§ **What the exercise asks**: Each record below should appear again exactly as written.

§ **Exercise inputs**:
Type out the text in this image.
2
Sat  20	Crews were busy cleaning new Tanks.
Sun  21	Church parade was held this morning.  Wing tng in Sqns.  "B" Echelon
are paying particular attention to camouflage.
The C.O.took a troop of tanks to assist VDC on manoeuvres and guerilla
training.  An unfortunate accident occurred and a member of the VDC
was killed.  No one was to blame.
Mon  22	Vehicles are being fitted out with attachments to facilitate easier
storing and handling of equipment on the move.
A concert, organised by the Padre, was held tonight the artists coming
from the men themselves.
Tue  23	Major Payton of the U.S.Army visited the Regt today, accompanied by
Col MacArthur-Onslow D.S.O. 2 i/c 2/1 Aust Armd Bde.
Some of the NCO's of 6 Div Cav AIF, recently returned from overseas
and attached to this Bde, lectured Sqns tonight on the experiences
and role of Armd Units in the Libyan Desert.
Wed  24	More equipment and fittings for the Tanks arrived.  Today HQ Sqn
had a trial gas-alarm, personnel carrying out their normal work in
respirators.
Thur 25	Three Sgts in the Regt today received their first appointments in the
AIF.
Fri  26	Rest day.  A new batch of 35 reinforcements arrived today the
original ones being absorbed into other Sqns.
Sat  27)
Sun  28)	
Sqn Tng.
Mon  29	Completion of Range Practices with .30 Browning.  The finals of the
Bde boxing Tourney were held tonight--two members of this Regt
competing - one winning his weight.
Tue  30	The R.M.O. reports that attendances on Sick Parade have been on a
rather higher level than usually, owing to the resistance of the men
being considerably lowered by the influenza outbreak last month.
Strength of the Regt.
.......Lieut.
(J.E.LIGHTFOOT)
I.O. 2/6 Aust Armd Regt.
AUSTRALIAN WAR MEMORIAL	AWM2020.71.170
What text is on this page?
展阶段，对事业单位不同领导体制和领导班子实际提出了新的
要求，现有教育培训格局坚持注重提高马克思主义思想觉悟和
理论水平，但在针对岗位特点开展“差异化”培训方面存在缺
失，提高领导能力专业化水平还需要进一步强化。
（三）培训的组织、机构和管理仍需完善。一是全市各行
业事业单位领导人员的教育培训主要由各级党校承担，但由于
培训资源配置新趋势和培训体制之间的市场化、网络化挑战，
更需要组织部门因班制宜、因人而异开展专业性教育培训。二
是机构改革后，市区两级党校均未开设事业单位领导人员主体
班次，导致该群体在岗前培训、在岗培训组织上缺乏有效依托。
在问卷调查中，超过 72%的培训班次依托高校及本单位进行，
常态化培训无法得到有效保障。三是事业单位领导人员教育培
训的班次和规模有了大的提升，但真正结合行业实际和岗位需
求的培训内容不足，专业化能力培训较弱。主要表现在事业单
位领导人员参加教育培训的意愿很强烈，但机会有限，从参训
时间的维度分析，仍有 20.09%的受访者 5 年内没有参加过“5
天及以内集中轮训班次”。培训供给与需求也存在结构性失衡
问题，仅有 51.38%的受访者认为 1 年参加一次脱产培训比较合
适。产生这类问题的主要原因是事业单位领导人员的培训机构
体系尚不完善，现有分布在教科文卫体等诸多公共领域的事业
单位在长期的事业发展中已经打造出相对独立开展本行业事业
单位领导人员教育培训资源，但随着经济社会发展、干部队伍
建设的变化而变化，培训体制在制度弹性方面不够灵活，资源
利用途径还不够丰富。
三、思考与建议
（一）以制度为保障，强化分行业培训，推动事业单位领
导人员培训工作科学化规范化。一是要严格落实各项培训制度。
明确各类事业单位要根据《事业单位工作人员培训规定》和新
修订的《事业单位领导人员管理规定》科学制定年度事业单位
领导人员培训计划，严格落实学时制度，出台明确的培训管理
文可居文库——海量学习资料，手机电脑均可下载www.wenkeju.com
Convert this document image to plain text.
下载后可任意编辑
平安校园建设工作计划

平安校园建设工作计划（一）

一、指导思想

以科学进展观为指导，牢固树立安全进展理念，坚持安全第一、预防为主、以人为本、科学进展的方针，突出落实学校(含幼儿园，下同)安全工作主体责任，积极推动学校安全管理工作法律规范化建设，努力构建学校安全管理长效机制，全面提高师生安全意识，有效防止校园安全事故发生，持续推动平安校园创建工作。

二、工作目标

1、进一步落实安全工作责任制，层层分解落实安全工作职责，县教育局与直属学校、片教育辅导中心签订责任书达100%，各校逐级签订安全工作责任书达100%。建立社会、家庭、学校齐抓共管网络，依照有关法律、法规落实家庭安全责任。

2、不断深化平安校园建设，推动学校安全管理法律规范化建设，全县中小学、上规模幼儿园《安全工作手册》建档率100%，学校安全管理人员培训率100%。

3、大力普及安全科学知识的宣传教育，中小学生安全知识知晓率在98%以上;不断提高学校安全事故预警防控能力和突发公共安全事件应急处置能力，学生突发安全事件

§ **The solution**:
Type out the text in this image.
2
Sat  20	Crews were busy cleaning new Tanks.
Sun  21	Church parade was held this morning.  Wing tng in Sqns.  "B" Echelon
are paying particular attention to camouflage.
The C.O.took a troop of tanks to assist VDC on manoeuvres and guerilla
training.  An unfortunate accident occurred and a member of the VDC
was killed.  No one was to blame.
Mon  22	Vehicles are being fitted out with attachments to facilitate easier
storing and handling of equipment on the move.
A concert, organised by the Padre, was held tonight the artists coming
from the men themselves.
Tue  23	Major Payton of the U.S.Army visited the Regt today, accompanied by
Col MacArthur-Onslow D.S.O. 2 i/c 2/1 Aust Armd Bde.
Some of the NCO's of 6 Div Cav AIF, recently returned from overseas
and attached to this Bde, lectured Sqns tonight on the experiences
and role of Armd Units in the Libyan Desert.
Wed  24	More equipment and fittings for the Tanks arrived.  Today HQ Sqn
had a trial gas-alarm, personnel carrying out their normal work in
respirators.
Thur 25	Three Sgts in the Regt today received their first appointments in the
AIF.
Fri  26	Rest day.  A new batch of 35 reinforcements arrived today the
original ones being absorbed into other Sqns.
Sat  27)
Sun  28)	
Sqn Tng.
Mon  29	Completion of Range Practices with .30 Browning.  The finals of the
Bde boxing Tourney were held tonight--two members of this Regt
competing - one winning his weight.
Tue  30	The R.M.O. reports that attendances on Sick Parade have been on a
rather higher level than usually, owing to the resistance of the men
being considerably lowered by the influenza outbreak last month.
Strength of the Regt.
.......Lieut.
(J.E.LIGHTFOOT)
I.O. 2/6 Aust Armd Regt.
AUSTRALIAN WAR MEMORIAL	AWM2020.71.170
What text is on this page?
展阶段，对事业单位不同领导体制和领导班子实际提出了新的
要求，现有教育培训格局坚持注重提高马克思主义思想觉悟和
理论水平，但在针对岗位特点开展“差异化”培训方面存在缺
失，提高领导能力专业化水平还需要进一步强化。
（三）培训的组织、机构和管理仍需完善。一是全市各行
业事业单位领导人员的教育培训主要由各级党校承担，但由于
培训资源配置新趋势和培训体制之间的市场化、网络化挑战，
更需要组织部门因班制宜、因人而异开展专业性教育培训。二
是机构改革后，市区两级党校均未开设事业单位领导人员主体
班次，导致该群体在岗前培训、在岗培训组织上缺乏有效依托。
在问卷调查中，超过 72%的培训班次依托高校及本单位进行，
常态化培训无法得到有效保障。三是事业单位领导人员教育培
训的班次和规模有了大的提升，但真正结合行业实际和岗位需
求的培训内容不足，专业化能力培训较弱。主要表现在事业单
位领导人员参加教育培训的意愿很强烈，但机会有限，从参训
时间的维度分析，仍有 20.09%的受访者 5 年内没有参加过“5
天及以内集中轮训班次”。培训供给与需求也存在结构性失衡
问题，仅有 51.38%的受访者认为 1 年参加一次脱产培训比较合
适。产生这类问题的主要原因是事业单位领导人员的培训机构
体系尚不完善，现有分布在教科文卫体等诸多公共领域的事业
单位在长期的事业发展中已经打造出相对独立开展本行业事业
单位领导人员教育培训资源，但随着经济社会发展、干部队伍
建设的变化而变化，培训体制在制度弹性方面不够灵活，资源
利用途径还不够丰富。
三、思考与建议
（一）以制度为保障，强化分行业培训，推动事业单位领
导人员培训工作科学化规范化。一是要严格落实各项培训制度。
明确各类事业单位要根据《事业单位工作人员培训规定》和新
修订的《事业单位领导人员管理规定》科学制定年度事业单位
领导人员培训计划，严格落实学时制度，出台明确的培训管理
文可居文库——海量学习资料，手机电脑均可下载www.wenkeju.com
Convert this document image to plain text.
下载后可任意编辑
平安校园建设工作计划

平安校园建设工作计划（一）

一、指导思想

以科学进展观为指导，牢固树立安全进展理念，坚持安全第一、预防为主、以人为本、科学进展的方针，突出落实学校(含幼儿园，下同)安全工作主体责任，积极推动学校安全管理工作法律规范化建设，努力构建学校安全管理长效机制，全面提高师生安全意识，有效防止校园安全事故发生，持续推动平安校园创建工作。

二、工作目标

1、进一步落实安全工作责任制，层层分解落实安全工作职责，县教育局与直属学校、片教育辅导中心签订责任书达100%，各校逐级签订安全工作责任书达100%。建立社会、家庭、学校齐抓共管网络，依照有关法律、法规落实家庭安全责任。

2、不断深化平安校园建设，推动学校安全管理法律规范化建设，全县中小学、上规模幼儿园《安全工作手册》建档率100%，学校安全管理人员培训率100%。

3、大力普及安全科学知识的宣传教育，中小学生安全知识知晓率在98%以上;不断提高学校安全事故预警防控能力和突发公共安全事件应急处置能力，学生突发安全事件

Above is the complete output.